*Dataset entries*.
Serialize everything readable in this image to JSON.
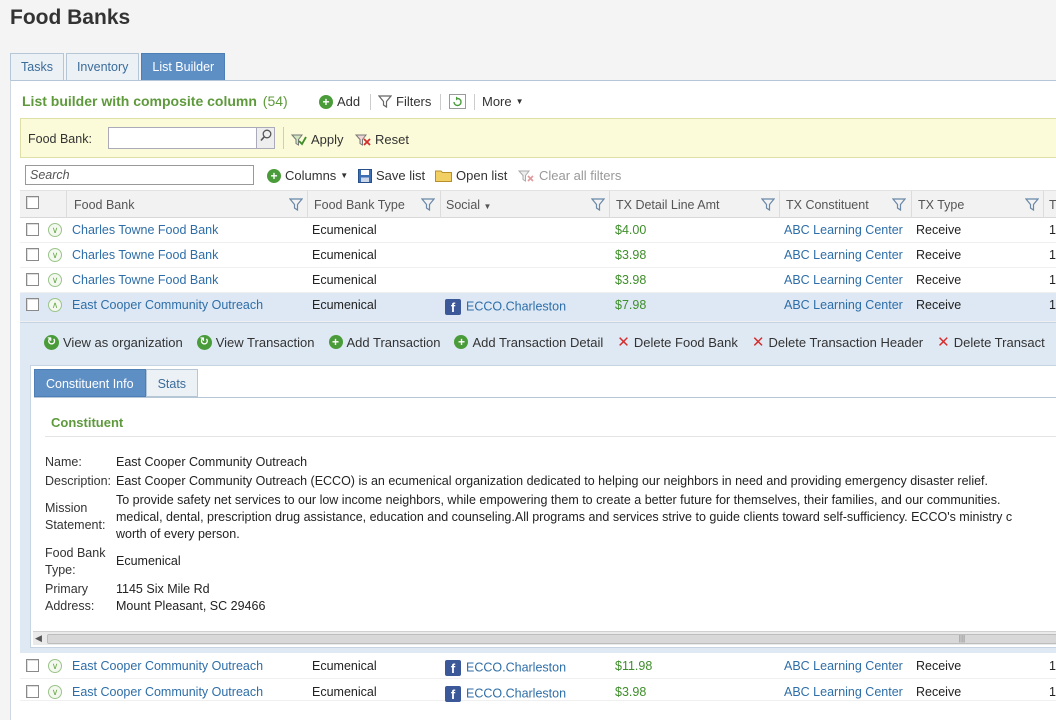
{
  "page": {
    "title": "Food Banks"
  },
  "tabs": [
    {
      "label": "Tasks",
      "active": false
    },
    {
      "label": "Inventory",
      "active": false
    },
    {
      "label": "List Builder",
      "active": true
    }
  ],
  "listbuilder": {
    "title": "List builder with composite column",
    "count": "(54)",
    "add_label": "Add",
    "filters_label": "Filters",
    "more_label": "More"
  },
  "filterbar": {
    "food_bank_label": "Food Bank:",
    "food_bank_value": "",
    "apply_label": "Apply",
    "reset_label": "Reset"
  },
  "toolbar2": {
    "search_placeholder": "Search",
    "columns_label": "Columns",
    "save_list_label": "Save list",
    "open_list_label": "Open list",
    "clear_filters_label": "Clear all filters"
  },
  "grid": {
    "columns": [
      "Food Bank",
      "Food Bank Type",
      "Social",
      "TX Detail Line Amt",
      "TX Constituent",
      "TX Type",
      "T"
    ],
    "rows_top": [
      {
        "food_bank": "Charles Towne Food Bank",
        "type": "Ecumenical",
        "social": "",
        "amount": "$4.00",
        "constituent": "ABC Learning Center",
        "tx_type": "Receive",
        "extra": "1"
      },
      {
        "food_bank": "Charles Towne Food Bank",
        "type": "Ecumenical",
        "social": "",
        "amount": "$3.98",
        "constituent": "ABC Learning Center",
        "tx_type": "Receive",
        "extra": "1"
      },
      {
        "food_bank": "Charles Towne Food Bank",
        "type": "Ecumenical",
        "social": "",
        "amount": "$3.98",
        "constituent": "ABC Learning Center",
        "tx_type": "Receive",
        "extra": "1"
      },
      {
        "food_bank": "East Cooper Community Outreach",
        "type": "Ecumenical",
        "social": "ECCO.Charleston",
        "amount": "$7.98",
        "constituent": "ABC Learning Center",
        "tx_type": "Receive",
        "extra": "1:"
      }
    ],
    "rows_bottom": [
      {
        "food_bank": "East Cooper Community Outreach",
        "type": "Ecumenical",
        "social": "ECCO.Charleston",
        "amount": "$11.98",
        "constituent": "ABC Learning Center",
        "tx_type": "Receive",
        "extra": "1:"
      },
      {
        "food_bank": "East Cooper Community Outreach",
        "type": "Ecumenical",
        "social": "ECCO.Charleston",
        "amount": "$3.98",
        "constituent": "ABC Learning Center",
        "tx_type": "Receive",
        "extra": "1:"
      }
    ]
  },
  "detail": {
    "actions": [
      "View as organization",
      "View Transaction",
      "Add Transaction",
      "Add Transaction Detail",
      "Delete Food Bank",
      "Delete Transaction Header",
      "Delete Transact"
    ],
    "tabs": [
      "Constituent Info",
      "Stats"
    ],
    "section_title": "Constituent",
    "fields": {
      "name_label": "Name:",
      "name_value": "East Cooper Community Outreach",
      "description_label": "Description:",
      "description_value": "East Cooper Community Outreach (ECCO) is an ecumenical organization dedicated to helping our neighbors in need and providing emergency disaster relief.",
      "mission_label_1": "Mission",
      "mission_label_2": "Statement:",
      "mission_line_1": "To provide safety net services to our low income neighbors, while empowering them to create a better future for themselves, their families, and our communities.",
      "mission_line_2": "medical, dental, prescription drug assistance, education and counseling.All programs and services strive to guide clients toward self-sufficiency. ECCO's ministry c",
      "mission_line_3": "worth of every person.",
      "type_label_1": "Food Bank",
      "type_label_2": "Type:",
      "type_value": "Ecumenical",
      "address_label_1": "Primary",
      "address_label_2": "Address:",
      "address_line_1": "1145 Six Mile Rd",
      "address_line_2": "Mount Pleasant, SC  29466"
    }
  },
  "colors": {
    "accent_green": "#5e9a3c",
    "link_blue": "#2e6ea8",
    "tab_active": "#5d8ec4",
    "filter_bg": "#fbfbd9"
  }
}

*WORK TO BE COMPLETED*.
Give the entries again word for word, but skip the pictures.

*EXERCISE OUTPUT*.
Serialize everything readable in this image to JSON.
{
  "page": {
    "title": "Food Banks"
  },
  "tabs": [
    {
      "label": "Tasks",
      "active": false
    },
    {
      "label": "Inventory",
      "active": false
    },
    {
      "label": "List Builder",
      "active": true
    }
  ],
  "listbuilder": {
    "title": "List builder with composite column",
    "count": "(54)",
    "add_label": "Add",
    "filters_label": "Filters",
    "more_label": "More"
  },
  "filterbar": {
    "food_bank_label": "Food Bank:",
    "food_bank_value": "",
    "apply_label": "Apply",
    "reset_label": "Reset"
  },
  "toolbar2": {
    "search_placeholder": "Search",
    "columns_label": "Columns",
    "save_list_label": "Save list",
    "open_list_label": "Open list",
    "clear_filters_label": "Clear all filters"
  },
  "grid": {
    "columns": [
      "Food Bank",
      "Food Bank Type",
      "Social",
      "TX Detail Line Amt",
      "TX Constituent",
      "TX Type",
      "T"
    ],
    "rows_top": [
      {
        "food_bank": "Charles Towne Food Bank",
        "type": "Ecumenical",
        "social": "",
        "amount": "$4.00",
        "constituent": "ABC Learning Center",
        "tx_type": "Receive",
        "extra": "1"
      },
      {
        "food_bank": "Charles Towne Food Bank",
        "type": "Ecumenical",
        "social": "",
        "amount": "$3.98",
        "constituent": "ABC Learning Center",
        "tx_type": "Receive",
        "extra": "1"
      },
      {
        "food_bank": "Charles Towne Food Bank",
        "type": "Ecumenical",
        "social": "",
        "amount": "$3.98",
        "constituent": "ABC Learning Center",
        "tx_type": "Receive",
        "extra": "1"
      },
      {
        "food_bank": "East Cooper Community Outreach",
        "type": "Ecumenical",
        "social": "ECCO.Charleston",
        "amount": "$7.98",
        "constituent": "ABC Learning Center",
        "tx_type": "Receive",
        "extra": "1:"
      }
    ],
    "rows_bottom": [
      {
        "food_bank": "East Cooper Community Outreach",
        "type": "Ecumenical",
        "social": "ECCO.Charleston",
        "amount": "$11.98",
        "constituent": "ABC Learning Center",
        "tx_type": "Receive",
        "extra": "1:"
      },
      {
        "food_bank": "East Cooper Community Outreach",
        "type": "Ecumenical",
        "social": "ECCO.Charleston",
        "amount": "$3.98",
        "constituent": "ABC Learning Center",
        "tx_type": "Receive",
        "extra": "1:"
      }
    ]
  },
  "detail": {
    "actions": [
      "View as organization",
      "View Transaction",
      "Add Transaction",
      "Add Transaction Detail",
      "Delete Food Bank",
      "Delete Transaction Header",
      "Delete Transact"
    ],
    "tabs": [
      "Constituent Info",
      "Stats"
    ],
    "section_title": "Constituent",
    "fields": {
      "name_label": "Name:",
      "name_value": "East Cooper Community Outreach",
      "description_label": "Description:",
      "description_value": "East Cooper Community Outreach (ECCO) is an ecumenical organization dedicated to helping our neighbors in need and providing emergency disaster relief.",
      "mission_label_1": "Mission",
      "mission_label_2": "Statement:",
      "mission_line_1": "To provide safety net services to our low income neighbors, while empowering them to create a better future for themselves, their families, and our communities.",
      "mission_line_2": "medical, dental, prescription drug assistance, education and counseling.All programs and services strive to guide clients toward self-sufficiency. ECCO's ministry c",
      "mission_line_3": "worth of every person.",
      "type_label_1": "Food Bank",
      "type_label_2": "Type:",
      "type_value": "Ecumenical",
      "address_label_1": "Primary",
      "address_label_2": "Address:",
      "address_line_1": "1145 Six Mile Rd",
      "address_line_2": "Mount Pleasant, SC  29466"
    }
  },
  "colors": {
    "accent_green": "#5e9a3c",
    "link_blue": "#2e6ea8",
    "tab_active": "#5d8ec4",
    "filter_bg": "#fbfbd9"
  }
}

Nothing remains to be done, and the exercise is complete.